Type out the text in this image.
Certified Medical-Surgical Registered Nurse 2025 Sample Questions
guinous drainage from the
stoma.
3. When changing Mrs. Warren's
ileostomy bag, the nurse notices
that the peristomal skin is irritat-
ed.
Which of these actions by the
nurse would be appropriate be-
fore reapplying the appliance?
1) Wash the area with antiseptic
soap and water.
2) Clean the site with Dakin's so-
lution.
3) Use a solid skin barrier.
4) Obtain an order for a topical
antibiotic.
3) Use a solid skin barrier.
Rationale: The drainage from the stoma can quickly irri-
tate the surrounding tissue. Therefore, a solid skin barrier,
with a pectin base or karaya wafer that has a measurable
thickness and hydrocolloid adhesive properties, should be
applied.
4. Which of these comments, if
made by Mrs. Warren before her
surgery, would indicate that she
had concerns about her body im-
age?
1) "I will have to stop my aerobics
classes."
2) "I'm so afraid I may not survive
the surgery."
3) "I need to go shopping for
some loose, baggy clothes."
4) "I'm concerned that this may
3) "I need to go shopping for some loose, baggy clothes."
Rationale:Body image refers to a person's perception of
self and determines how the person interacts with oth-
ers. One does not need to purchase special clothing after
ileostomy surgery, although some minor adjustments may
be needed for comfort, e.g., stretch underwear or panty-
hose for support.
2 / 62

- - - -

Aim: Repeat each record in full; every line must match exactly.

Task answer:
Type out the text in this image.
Certified Medical-Surgical Registered Nurse 2025 Sample Questions
guinous drainage from the
stoma.
3. When changing Mrs. Warren's
ileostomy bag, the nurse notices
that the peristomal skin is irritat-
ed.
Which of these actions by the
nurse would be appropriate be-
fore reapplying the appliance?
1) Wash the area with antiseptic
soap and water.
2) Clean the site with Dakin's so-
lution.
3) Use a solid skin barrier.
4) Obtain an order for a topical
antibiotic.
3) Use a solid skin barrier.
Rationale: The drainage from the stoma can quickly irri-
tate the surrounding tissue. Therefore, a solid skin barrier,
with a pectin base or karaya wafer that has a measurable
thickness and hydrocolloid adhesive properties, should be
applied.
4. Which of these comments, if
made by Mrs. Warren before her
surgery, would indicate that she
had concerns about her body im-
age?
1) "I will have to stop my aerobics
classes."
2) "I'm so afraid I may not survive
the surgery."
3) "I need to go shopping for
some loose, baggy clothes."
4) "I'm concerned that this may
3) "I need to go shopping for some loose, baggy clothes."
Rationale:Body image refers to a person's perception of
self and determines how the person interacts with oth-
ers. One does not need to purchase special clothing after
ileostomy surgery, although some minor adjustments may
be needed for comfort, e.g., stretch underwear or panty-
hose for support.
2 / 62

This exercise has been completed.